Saved entries:
——————————
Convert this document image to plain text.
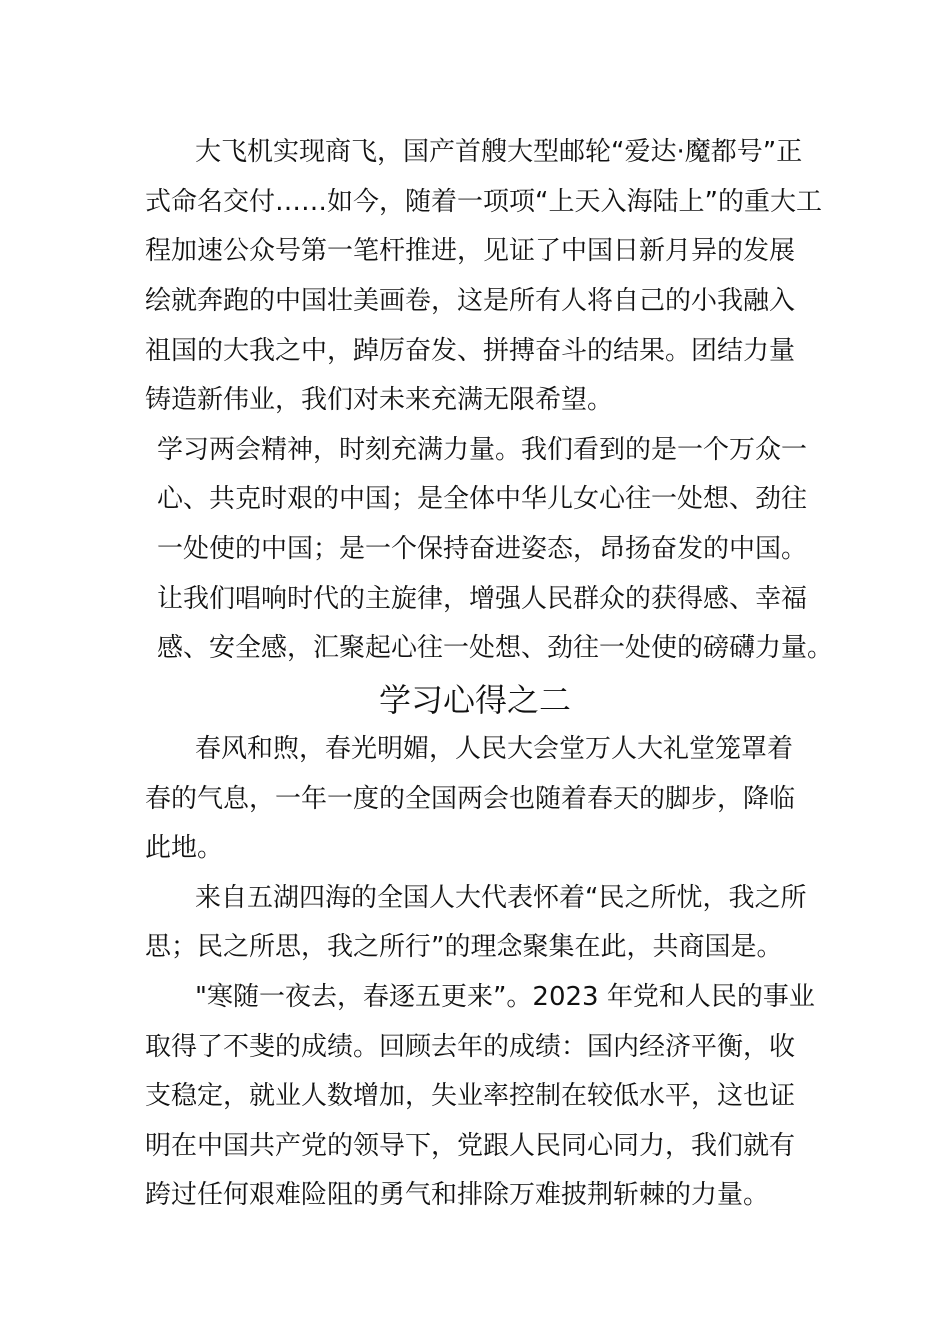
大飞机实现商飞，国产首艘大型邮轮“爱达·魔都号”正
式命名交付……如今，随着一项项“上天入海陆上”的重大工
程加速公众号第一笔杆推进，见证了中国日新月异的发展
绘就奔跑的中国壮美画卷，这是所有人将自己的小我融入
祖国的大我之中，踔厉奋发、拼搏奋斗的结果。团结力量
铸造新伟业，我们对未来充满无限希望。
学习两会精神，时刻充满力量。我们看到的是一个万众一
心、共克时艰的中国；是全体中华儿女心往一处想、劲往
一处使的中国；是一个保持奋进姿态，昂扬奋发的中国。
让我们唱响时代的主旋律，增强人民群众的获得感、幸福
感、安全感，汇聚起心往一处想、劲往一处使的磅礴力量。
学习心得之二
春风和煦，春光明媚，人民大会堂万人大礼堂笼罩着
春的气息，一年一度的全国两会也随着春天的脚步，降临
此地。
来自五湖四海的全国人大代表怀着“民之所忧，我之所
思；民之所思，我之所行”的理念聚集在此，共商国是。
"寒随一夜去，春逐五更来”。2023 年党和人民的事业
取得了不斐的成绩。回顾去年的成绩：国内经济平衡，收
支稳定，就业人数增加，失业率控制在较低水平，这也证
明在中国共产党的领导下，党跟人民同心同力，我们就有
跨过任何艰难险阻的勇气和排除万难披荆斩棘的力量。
——————————
_What the exercise asks_
Leave out the pictures and repeat everything else in the records exactly.

_Solution to this exercise_
Convert this document image to plain text.
大飞机实现商飞，国产首艘大型邮轮“爱达·魔都号”正
式命名交付……如今，随着一项项“上天入海陆上”的重大工
程加速公众号第一笔杆推进，见证了中国日新月异的发展
绘就奔跑的中国壮美画卷，这是所有人将自己的小我融入
祖国的大我之中，踔厉奋发、拼搏奋斗的结果。团结力量
铸造新伟业，我们对未来充满无限希望。
学习两会精神，时刻充满力量。我们看到的是一个万众一
心、共克时艰的中国；是全体中华儿女心往一处想、劲往
一处使的中国；是一个保持奋进姿态，昂扬奋发的中国。
让我们唱响时代的主旋律，增强人民群众的获得感、幸福
感、安全感，汇聚起心往一处想、劲往一处使的磅礴力量。
学习心得之二
春风和煦，春光明媚，人民大会堂万人大礼堂笼罩着
春的气息，一年一度的全国两会也随着春天的脚步，降临
此地。
来自五湖四海的全国人大代表怀着“民之所忧，我之所
思；民之所思，我之所行”的理念聚集在此，共商国是。
"寒随一夜去，春逐五更来”。2023 年党和人民的事业
取得了不斐的成绩。回顾去年的成绩：国内经济平衡，收
支稳定，就业人数增加，失业率控制在较低水平，这也证
明在中国共产党的领导下，党跟人民同心同力，我们就有
跨过任何艰难险阻的勇气和排除万难披荆斩棘的力量。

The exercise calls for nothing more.